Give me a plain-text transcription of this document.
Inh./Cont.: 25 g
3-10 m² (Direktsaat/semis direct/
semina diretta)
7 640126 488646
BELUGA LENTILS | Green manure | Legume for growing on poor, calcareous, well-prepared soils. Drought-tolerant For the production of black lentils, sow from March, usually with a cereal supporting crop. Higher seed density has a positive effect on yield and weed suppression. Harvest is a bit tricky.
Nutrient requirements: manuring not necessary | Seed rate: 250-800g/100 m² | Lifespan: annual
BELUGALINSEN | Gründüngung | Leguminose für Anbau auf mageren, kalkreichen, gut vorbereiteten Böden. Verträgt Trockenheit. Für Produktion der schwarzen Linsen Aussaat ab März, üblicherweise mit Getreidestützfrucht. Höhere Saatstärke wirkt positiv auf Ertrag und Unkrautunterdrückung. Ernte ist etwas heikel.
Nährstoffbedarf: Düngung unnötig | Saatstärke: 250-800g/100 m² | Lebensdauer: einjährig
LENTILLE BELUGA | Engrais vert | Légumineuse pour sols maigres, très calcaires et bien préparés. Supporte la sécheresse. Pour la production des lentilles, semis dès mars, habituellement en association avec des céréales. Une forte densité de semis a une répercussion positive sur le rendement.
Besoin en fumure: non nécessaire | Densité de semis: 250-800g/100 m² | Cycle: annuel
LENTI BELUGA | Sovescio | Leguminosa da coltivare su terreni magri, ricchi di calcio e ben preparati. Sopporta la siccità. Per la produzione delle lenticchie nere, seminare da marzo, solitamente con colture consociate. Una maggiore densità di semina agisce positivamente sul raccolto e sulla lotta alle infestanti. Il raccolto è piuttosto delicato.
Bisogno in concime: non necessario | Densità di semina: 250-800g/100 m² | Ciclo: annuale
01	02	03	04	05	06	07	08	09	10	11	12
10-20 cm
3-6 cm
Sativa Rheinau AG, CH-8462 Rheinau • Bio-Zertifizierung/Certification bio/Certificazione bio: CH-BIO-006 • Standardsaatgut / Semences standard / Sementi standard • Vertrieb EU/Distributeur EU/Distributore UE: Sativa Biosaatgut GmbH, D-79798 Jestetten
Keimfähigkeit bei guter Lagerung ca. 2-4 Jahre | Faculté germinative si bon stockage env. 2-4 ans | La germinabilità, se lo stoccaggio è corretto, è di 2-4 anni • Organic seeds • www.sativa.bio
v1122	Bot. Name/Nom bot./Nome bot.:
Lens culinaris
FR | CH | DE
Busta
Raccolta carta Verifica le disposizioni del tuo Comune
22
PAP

——————

Direction:
Extract each line of the material exactly as it stands.

Response below:
Give me a plain-text transcription of this document.
Inh./Cont.: 25 g
3-10 m² (Direktsaat/semis direct/
semina diretta)
7 640126 488646
BELUGA LENTILS | Green manure | Legume for growing on poor, calcareous, well-prepared soils. Drought-tolerant For the production of black lentils, sow from March, usually with a cereal supporting crop. Higher seed density has a positive effect on yield and weed suppression. Harvest is a bit tricky.
Nutrient requirements: manuring not necessary | Seed rate: 250-800g/100 m² | Lifespan: annual
BELUGALINSEN | Gründüngung | Leguminose für Anbau auf mageren, kalkreichen, gut vorbereiteten Böden. Verträgt Trockenheit. Für Produktion der schwarzen Linsen Aussaat ab März, üblicherweise mit Getreidestützfrucht. Höhere Saatstärke wirkt positiv auf Ertrag und Unkrautunterdrückung. Ernte ist etwas heikel.
Nährstoffbedarf: Düngung unnötig | Saatstärke: 250-800g/100 m² | Lebensdauer: einjährig
LENTILLE BELUGA | Engrais vert | Légumineuse pour sols maigres, très calcaires et bien préparés. Supporte la sécheresse. Pour la production des lentilles, semis dès mars, habituellement en association avec des céréales. Une forte densité de semis a une répercussion positive sur le rendement.
Besoin en fumure: non nécessaire | Densité de semis: 250-800g/100 m² | Cycle: annuel
LENTI BELUGA | Sovescio | Leguminosa da coltivare su terreni magri, ricchi di calcio e ben preparati. Sopporta la siccità. Per la produzione delle lenticchie nere, seminare da marzo, solitamente con colture consociate. Una maggiore densità di semina agisce positivamente sul raccolto e sulla lotta alle infestanti. Il raccolto è piuttosto delicato.
Bisogno in concime: non necessario | Densità di semina: 250-800g/100 m² | Ciclo: annuale
01	02	03	04	05	06	07	08	09	10	11	12
10-20 cm
3-6 cm
Sativa Rheinau AG, CH-8462 Rheinau • Bio-Zertifizierung/Certification bio/Certificazione bio: CH-BIO-006 • Standardsaatgut / Semences standard / Sementi standard • Vertrieb EU/Distributeur EU/Distributore UE: Sativa Biosaatgut GmbH, D-79798 Jestetten
Keimfähigkeit bei guter Lagerung ca. 2-4 Jahre | Faculté germinative si bon stockage env. 2-4 ans | La germinabilità, se lo stoccaggio è corretto, è di 2-4 anni • Organic seeds • www.sativa.bio
v1122	Bot. Name/Nom bot./Nome bot.:
Lens culinaris
FR | CH | DE
Busta
Raccolta carta Verifica le disposizioni del tuo Comune
22
PAP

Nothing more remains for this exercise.